• TASK REQUIREMENTS:
Every record should be written out exactly, please.

• PROVIDED MATERIAL:
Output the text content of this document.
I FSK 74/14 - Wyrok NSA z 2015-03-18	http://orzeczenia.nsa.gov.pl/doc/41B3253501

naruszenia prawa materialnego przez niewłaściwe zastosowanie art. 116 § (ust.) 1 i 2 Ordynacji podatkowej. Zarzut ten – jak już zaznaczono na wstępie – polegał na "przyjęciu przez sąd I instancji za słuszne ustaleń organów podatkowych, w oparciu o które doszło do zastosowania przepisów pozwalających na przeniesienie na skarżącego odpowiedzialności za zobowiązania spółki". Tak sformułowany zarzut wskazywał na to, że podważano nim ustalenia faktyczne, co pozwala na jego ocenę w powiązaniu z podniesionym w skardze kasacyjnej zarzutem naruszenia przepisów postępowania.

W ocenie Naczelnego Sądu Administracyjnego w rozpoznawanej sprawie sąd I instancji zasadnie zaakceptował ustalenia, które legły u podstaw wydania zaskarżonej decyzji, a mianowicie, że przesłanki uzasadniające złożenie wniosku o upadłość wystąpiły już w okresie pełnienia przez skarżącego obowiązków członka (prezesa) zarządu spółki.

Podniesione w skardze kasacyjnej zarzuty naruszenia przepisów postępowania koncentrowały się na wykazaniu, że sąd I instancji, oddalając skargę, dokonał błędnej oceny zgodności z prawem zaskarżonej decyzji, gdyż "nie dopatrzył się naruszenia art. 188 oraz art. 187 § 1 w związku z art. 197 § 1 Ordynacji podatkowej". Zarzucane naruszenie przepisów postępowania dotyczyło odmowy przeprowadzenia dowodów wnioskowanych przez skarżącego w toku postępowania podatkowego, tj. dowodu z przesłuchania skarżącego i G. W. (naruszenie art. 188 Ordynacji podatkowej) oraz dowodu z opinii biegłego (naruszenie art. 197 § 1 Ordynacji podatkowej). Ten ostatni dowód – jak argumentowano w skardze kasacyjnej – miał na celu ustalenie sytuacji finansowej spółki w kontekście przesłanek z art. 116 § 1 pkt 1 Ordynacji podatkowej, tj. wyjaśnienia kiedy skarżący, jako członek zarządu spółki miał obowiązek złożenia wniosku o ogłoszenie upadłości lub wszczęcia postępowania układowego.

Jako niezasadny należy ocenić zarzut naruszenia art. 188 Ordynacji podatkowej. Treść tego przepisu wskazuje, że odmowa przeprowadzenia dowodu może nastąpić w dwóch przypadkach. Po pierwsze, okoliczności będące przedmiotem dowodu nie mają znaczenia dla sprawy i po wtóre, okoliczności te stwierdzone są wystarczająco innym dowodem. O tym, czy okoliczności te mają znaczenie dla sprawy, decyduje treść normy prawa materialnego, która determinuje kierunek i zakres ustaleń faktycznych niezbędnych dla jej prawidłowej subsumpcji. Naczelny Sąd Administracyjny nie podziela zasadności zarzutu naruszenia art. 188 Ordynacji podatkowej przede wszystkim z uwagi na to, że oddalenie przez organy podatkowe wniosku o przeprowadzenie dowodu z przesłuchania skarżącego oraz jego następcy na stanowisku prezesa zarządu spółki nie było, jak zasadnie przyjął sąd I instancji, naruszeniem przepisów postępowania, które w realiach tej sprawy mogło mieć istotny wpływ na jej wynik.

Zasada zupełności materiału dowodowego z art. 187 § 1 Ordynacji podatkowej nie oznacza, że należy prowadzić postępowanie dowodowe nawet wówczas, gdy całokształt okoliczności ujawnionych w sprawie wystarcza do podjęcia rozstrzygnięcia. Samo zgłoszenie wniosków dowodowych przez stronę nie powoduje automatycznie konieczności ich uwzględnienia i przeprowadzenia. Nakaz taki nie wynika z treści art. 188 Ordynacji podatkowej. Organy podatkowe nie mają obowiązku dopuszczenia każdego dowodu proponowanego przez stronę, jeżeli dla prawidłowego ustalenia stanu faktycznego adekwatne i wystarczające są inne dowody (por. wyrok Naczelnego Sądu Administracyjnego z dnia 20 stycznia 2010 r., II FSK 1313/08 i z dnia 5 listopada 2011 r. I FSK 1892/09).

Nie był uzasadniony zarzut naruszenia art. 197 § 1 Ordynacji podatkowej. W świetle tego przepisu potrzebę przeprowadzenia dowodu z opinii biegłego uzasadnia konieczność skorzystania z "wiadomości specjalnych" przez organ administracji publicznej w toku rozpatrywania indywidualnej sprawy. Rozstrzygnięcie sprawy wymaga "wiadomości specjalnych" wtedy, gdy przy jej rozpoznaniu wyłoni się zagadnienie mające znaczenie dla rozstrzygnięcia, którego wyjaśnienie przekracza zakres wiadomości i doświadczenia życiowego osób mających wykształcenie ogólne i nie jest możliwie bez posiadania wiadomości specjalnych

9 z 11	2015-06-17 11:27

• FINAL ANSWER:
Output the text content of this document.
I FSK 74/14 - Wyrok NSA z 2015-03-18	http://orzeczenia.nsa.gov.pl/doc/41B3253501

naruszenia prawa materialnego przez niewłaściwe zastosowanie art. 116 § (ust.) 1 i 2 Ordynacji podatkowej. Zarzut ten – jak już zaznaczono na wstępie – polegał na "przyjęciu przez sąd I instancji za słuszne ustaleń organów podatkowych, w oparciu o które doszło do zastosowania przepisów pozwalających na przeniesienie na skarżącego odpowiedzialności za zobowiązania spółki". Tak sformułowany zarzut wskazywał na to, że podważano nim ustalenia faktyczne, co pozwala na jego ocenę w powiązaniu z podniesionym w skardze kasacyjnej zarzutem naruszenia przepisów postępowania.

W ocenie Naczelnego Sądu Administracyjnego w rozpoznawanej sprawie sąd I instancji zasadnie zaakceptował ustalenia, które legły u podstaw wydania zaskarżonej decyzji, a mianowicie, że przesłanki uzasadniające złożenie wniosku o upadłość wystąpiły już w okresie pełnienia przez skarżącego obowiązków członka (prezesa) zarządu spółki.

Podniesione w skardze kasacyjnej zarzuty naruszenia przepisów postępowania koncentrowały się na wykazaniu, że sąd I instancji, oddalając skargę, dokonał błędnej oceny zgodności z prawem zaskarżonej decyzji, gdyż "nie dopatrzył się naruszenia art. 188 oraz art. 187 § 1 w związku z art. 197 § 1 Ordynacji podatkowej". Zarzucane naruszenie przepisów postępowania dotyczyło odmowy przeprowadzenia dowodów wnioskowanych przez skarżącego w toku postępowania podatkowego, tj. dowodu z przesłuchania skarżącego i G. W. (naruszenie art. 188 Ordynacji podatkowej) oraz dowodu z opinii biegłego (naruszenie art. 197 § 1 Ordynacji podatkowej). Ten ostatni dowód – jak argumentowano w skardze kasacyjnej – miał na celu ustalenie sytuacji finansowej spółki w kontekście przesłanek z art. 116 § 1 pkt 1 Ordynacji podatkowej, tj. wyjaśnienia kiedy skarżący, jako członek zarządu spółki miał obowiązek złożenia wniosku o ogłoszenie upadłości lub wszczęcia postępowania układowego.

Jako niezasadny należy ocenić zarzut naruszenia art. 188 Ordynacji podatkowej. Treść tego przepisu wskazuje, że odmowa przeprowadzenia dowodu może nastąpić w dwóch przypadkach. Po pierwsze, okoliczności będące przedmiotem dowodu nie mają znaczenia dla sprawy i po wtóre, okoliczności te stwierdzone są wystarczająco innym dowodem. O tym, czy okoliczności te mają znaczenie dla sprawy, decyduje treść normy prawa materialnego, która determinuje kierunek i zakres ustaleń faktycznych niezbędnych dla jej prawidłowej subsumpcji. Naczelny Sąd Administracyjny nie podziela zasadności zarzutu naruszenia art. 188 Ordynacji podatkowej przede wszystkim z uwagi na to, że oddalenie przez organy podatkowe wniosku o przeprowadzenie dowodu z przesłuchania skarżącego oraz jego następcy na stanowisku prezesa zarządu spółki nie było, jak zasadnie przyjął sąd I instancji, naruszeniem przepisów postępowania, które w realiach tej sprawy mogło mieć istotny wpływ na jej wynik.

Zasada zupełności materiału dowodowego z art. 187 § 1 Ordynacji podatkowej nie oznacza, że należy prowadzić postępowanie dowodowe nawet wówczas, gdy całokształt okoliczności ujawnionych w sprawie wystarcza do podjęcia rozstrzygnięcia. Samo zgłoszenie wniosków dowodowych przez stronę nie powoduje automatycznie konieczności ich uwzględnienia i przeprowadzenia. Nakaz taki nie wynika z treści art. 188 Ordynacji podatkowej. Organy podatkowe nie mają obowiązku dopuszczenia każdego dowodu proponowanego przez stronę, jeżeli dla prawidłowego ustalenia stanu faktycznego adekwatne i wystarczające są inne dowody (por. wyrok Naczelnego Sądu Administracyjnego z dnia 20 stycznia 2010 r., II FSK 1313/08 i z dnia 5 listopada 2011 r. I FSK 1892/09).

Nie był uzasadniony zarzut naruszenia art. 197 § 1 Ordynacji podatkowej. W świetle tego przepisu potrzebę przeprowadzenia dowodu z opinii biegłego uzasadnia konieczność skorzystania z "wiadomości specjalnych" przez organ administracji publicznej w toku rozpatrywania indywidualnej sprawy. Rozstrzygnięcie sprawy wymaga "wiadomości specjalnych" wtedy, gdy przy jej rozpoznaniu wyłoni się zagadnienie mające znaczenie dla rozstrzygnięcia, którego wyjaśnienie przekracza zakres wiadomości i doświadczenia życiowego osób mających wykształcenie ogólne i nie jest możliwie bez posiadania wiadomości specjalnych

9 z 11	2015-06-17 11:27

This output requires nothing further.